• **Exercise directions**:
Show all lines from the listing below that contain "Year".

* Start *

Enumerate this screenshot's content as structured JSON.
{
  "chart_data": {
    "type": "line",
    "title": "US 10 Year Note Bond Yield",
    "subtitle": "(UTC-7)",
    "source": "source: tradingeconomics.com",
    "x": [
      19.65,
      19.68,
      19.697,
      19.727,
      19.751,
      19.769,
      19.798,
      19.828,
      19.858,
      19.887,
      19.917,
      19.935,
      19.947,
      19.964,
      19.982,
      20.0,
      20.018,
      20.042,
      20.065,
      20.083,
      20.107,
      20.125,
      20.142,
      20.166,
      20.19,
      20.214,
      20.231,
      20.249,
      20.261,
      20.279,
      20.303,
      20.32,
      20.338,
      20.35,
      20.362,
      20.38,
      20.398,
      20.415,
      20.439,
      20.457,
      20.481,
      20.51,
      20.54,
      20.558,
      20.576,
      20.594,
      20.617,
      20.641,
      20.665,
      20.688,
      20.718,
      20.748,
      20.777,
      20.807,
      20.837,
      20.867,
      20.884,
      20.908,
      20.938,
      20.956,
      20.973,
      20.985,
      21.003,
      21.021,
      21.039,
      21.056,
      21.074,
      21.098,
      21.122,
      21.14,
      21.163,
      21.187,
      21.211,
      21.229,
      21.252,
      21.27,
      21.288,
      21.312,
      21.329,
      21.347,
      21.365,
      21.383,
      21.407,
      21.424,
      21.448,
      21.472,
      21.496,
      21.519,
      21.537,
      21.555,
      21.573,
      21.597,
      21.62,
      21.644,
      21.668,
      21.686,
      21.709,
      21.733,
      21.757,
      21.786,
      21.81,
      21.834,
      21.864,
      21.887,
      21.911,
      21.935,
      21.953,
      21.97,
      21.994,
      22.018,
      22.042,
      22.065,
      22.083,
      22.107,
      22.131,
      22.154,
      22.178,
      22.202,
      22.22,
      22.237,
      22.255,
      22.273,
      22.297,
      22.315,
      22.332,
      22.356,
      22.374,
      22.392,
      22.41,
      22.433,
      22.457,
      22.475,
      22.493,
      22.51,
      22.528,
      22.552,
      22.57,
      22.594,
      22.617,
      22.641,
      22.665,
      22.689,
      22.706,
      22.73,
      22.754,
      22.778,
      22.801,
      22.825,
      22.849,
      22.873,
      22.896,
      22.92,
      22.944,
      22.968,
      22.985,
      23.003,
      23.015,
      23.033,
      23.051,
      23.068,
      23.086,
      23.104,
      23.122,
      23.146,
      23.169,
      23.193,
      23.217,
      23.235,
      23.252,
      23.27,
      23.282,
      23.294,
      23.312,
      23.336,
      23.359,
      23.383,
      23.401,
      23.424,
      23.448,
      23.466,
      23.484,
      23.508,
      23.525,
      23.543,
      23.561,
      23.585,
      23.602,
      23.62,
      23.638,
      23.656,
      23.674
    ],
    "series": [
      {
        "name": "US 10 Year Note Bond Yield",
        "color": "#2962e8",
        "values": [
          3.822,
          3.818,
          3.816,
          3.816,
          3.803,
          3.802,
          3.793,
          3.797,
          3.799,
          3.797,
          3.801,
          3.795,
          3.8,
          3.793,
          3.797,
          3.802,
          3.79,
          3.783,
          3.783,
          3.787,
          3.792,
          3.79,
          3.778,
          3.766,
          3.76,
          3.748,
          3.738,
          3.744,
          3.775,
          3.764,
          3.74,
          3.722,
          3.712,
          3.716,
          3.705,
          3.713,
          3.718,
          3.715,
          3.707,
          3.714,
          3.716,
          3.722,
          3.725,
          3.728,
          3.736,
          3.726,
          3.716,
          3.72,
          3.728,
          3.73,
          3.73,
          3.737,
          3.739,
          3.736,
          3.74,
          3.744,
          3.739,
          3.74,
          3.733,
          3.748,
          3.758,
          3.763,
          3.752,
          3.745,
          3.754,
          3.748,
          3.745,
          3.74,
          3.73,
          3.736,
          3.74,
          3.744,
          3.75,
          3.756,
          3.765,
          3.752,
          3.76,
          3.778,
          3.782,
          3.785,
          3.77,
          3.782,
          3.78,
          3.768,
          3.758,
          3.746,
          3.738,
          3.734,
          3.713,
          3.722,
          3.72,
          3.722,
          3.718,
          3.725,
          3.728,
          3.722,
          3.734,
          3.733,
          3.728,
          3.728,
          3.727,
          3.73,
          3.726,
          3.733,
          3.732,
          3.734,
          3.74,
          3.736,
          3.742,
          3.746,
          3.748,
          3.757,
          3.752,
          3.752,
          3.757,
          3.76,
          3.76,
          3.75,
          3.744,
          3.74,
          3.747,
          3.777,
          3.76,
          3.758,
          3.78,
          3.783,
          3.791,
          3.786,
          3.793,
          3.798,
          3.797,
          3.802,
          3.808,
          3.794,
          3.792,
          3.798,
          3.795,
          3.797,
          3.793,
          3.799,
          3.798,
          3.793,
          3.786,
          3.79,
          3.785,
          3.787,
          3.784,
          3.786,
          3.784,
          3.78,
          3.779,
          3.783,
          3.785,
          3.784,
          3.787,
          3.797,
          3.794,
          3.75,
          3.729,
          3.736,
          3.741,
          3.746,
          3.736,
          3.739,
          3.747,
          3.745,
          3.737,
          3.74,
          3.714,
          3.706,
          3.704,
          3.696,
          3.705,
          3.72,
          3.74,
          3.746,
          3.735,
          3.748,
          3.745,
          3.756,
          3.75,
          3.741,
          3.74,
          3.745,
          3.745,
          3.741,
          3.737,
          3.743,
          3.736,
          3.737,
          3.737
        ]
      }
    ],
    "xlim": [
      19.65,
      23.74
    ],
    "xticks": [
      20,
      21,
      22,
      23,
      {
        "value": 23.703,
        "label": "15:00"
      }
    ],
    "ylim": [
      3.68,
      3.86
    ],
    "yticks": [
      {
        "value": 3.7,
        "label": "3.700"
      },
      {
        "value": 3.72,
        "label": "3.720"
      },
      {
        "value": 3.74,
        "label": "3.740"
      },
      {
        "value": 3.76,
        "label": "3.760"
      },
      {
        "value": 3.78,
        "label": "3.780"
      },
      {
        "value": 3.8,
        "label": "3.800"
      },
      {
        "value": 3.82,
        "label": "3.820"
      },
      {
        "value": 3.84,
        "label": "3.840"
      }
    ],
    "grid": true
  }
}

* End *

• **Exercise result**:
    "title": "US 10 Year Note Bond Yield",
        "name": "US 10 Year Note Bond Yield",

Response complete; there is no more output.